Problem statement.
Select all lines with the string "Science" in them, and copy those lines.

[Dataset items]

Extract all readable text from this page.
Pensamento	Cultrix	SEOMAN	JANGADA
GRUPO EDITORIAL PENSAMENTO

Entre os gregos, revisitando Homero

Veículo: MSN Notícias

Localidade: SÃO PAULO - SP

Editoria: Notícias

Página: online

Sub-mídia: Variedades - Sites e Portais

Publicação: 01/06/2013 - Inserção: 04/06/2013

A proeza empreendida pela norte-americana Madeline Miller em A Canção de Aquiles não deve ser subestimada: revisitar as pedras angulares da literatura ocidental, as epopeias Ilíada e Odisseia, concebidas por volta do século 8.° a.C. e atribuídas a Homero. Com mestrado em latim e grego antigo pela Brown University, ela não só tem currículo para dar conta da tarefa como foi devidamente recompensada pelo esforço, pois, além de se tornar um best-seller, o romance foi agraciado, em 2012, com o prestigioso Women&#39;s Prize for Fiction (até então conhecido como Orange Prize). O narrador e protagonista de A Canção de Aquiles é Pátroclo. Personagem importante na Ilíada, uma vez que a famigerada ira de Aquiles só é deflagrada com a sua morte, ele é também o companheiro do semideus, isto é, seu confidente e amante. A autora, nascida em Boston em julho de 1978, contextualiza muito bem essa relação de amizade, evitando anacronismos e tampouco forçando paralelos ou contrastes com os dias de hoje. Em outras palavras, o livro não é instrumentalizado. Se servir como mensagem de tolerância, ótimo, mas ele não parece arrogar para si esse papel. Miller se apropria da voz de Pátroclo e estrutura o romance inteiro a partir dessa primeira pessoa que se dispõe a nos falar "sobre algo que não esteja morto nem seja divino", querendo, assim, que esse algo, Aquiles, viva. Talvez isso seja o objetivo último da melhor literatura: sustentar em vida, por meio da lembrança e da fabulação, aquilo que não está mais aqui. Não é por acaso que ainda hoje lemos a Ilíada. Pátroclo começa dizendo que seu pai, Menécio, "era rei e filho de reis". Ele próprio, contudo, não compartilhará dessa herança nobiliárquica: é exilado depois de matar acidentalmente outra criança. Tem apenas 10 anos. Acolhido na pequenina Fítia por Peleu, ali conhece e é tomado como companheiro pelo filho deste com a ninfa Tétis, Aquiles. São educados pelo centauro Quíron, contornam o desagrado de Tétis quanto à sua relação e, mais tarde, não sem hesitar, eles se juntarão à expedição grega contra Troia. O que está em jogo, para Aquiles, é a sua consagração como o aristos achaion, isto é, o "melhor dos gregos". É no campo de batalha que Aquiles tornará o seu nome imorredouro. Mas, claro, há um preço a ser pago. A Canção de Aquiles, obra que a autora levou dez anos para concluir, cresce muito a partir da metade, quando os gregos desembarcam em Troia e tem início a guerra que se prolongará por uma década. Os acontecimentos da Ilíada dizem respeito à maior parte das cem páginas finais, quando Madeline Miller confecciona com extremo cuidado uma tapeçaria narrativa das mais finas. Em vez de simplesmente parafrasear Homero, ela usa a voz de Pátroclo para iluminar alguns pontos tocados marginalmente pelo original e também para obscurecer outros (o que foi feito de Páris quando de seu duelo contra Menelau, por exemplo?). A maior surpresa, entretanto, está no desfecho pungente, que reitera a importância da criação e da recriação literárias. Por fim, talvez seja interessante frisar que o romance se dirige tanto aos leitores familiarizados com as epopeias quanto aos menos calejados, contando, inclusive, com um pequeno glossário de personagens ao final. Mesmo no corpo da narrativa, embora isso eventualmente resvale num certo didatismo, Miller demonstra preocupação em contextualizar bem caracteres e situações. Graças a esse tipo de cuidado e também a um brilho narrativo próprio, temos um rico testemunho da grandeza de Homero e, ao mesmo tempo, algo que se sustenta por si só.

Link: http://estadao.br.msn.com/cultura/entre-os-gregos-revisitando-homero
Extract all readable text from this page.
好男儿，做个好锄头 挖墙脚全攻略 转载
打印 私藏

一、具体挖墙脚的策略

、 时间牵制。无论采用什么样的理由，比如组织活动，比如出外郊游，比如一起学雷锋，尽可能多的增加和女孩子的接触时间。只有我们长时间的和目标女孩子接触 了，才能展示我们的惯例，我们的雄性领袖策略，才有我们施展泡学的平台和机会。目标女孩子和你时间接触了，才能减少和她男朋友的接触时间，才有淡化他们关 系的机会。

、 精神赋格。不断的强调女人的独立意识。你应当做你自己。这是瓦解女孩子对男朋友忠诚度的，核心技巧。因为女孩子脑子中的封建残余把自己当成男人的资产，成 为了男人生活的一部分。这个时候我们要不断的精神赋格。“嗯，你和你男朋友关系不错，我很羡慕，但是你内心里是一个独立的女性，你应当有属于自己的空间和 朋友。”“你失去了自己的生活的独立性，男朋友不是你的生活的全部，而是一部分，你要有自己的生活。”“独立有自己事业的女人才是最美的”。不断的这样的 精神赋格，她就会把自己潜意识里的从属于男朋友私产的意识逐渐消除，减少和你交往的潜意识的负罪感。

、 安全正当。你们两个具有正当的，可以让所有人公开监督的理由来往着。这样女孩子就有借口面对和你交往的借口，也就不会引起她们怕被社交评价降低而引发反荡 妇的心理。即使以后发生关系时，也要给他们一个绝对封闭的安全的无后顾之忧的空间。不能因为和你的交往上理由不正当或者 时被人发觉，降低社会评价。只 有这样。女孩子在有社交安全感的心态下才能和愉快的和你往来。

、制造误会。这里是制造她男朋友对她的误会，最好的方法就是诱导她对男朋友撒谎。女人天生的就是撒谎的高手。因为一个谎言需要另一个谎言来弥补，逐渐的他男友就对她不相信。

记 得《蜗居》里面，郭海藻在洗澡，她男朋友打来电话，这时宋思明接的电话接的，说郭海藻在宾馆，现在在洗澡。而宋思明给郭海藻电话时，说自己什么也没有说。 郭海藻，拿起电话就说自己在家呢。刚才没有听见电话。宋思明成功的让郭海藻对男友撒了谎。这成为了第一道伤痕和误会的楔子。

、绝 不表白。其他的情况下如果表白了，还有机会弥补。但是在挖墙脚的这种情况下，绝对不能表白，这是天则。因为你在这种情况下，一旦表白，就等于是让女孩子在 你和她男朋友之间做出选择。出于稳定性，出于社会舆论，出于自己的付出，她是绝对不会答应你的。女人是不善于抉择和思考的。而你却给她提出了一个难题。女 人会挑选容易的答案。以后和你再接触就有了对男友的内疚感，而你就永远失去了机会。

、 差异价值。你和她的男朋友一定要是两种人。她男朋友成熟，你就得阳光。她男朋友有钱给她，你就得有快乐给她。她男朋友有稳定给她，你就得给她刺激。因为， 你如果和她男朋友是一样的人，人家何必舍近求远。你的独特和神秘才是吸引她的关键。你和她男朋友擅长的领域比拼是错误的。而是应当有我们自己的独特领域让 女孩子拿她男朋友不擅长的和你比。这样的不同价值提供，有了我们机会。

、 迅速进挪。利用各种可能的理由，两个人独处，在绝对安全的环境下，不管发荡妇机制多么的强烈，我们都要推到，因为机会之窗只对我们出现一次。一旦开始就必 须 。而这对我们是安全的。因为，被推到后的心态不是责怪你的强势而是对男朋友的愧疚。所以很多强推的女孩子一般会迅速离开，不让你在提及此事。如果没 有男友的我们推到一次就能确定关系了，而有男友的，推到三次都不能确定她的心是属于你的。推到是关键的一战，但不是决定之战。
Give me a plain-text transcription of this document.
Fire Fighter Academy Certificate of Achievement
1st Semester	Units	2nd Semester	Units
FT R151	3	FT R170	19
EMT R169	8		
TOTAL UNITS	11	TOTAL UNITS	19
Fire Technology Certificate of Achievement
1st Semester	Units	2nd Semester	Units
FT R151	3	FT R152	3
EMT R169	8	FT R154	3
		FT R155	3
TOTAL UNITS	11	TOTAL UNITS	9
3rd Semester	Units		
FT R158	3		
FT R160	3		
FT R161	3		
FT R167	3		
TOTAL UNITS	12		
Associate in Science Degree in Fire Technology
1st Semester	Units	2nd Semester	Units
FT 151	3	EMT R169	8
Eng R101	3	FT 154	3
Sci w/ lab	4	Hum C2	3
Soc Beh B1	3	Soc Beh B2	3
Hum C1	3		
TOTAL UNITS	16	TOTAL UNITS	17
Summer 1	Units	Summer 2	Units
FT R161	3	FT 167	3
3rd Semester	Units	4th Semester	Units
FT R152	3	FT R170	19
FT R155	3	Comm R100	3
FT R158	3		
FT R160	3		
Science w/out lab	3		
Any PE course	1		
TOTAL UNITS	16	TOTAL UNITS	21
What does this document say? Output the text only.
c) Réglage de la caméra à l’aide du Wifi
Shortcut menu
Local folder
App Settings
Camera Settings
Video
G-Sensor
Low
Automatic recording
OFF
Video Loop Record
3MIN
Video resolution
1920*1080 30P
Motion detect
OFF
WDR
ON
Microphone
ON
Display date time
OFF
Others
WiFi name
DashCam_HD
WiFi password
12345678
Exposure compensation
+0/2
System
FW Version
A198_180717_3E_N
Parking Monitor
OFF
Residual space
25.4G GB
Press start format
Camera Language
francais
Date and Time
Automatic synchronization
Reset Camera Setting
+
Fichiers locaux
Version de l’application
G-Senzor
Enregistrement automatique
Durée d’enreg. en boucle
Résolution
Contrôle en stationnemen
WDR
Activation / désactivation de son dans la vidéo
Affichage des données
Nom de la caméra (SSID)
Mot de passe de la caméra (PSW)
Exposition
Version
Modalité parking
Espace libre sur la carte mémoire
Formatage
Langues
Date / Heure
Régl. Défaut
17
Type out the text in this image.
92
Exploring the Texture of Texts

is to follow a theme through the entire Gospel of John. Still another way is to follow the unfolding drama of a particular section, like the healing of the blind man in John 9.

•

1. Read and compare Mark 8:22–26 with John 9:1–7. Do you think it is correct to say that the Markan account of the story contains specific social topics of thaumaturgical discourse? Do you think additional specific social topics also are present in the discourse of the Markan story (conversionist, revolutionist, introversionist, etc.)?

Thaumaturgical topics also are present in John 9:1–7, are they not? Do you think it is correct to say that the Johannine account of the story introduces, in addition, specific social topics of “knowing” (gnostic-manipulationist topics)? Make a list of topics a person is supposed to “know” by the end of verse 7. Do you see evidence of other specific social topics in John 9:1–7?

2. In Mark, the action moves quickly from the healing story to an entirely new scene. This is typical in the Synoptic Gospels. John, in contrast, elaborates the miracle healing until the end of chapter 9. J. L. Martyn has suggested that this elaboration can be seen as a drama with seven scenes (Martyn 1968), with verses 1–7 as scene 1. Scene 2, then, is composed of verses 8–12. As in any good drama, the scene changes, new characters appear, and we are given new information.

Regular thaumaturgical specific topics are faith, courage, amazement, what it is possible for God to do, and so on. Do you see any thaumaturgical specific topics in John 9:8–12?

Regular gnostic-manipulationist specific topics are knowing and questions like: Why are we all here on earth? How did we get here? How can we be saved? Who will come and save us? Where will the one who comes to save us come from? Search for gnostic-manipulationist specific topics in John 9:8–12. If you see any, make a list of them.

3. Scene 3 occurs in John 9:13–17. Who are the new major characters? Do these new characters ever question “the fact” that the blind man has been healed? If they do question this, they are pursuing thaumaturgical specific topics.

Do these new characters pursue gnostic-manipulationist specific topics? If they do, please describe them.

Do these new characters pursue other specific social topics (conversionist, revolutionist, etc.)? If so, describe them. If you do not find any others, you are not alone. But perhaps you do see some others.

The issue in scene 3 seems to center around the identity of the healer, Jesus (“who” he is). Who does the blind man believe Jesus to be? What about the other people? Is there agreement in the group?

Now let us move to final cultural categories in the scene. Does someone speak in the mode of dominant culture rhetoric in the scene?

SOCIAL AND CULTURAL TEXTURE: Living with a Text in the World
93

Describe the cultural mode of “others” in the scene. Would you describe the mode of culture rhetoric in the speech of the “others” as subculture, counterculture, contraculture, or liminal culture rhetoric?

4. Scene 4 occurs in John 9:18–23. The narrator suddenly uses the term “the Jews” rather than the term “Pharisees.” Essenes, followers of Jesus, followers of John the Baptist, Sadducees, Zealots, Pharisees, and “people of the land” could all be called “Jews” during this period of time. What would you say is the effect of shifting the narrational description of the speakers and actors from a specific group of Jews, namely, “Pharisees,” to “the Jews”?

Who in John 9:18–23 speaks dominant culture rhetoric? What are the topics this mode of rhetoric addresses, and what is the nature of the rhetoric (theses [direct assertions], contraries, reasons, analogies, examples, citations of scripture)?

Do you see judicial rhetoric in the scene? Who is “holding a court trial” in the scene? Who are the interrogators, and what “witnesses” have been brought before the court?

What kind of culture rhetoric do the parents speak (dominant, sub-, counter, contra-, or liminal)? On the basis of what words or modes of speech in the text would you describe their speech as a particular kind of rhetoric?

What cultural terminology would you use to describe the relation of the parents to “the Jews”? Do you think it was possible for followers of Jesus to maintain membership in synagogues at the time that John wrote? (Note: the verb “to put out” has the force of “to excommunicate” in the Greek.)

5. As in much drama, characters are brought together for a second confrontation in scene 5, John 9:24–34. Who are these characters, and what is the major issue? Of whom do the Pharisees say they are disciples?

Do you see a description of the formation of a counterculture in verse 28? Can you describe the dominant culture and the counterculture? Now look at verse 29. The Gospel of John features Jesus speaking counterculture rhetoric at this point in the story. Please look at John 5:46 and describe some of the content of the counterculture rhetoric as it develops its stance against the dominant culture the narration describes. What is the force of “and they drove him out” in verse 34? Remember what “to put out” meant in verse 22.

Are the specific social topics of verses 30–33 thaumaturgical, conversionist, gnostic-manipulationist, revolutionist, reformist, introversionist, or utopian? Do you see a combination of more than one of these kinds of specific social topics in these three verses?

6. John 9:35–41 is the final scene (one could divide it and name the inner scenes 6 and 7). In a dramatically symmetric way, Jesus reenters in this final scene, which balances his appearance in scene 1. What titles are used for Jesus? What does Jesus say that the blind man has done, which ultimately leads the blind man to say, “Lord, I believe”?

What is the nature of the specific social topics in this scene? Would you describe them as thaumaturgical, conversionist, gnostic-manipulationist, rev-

Result for this exercise.
Associate in Science Degree in Fire Technology
Science w/out lab	3		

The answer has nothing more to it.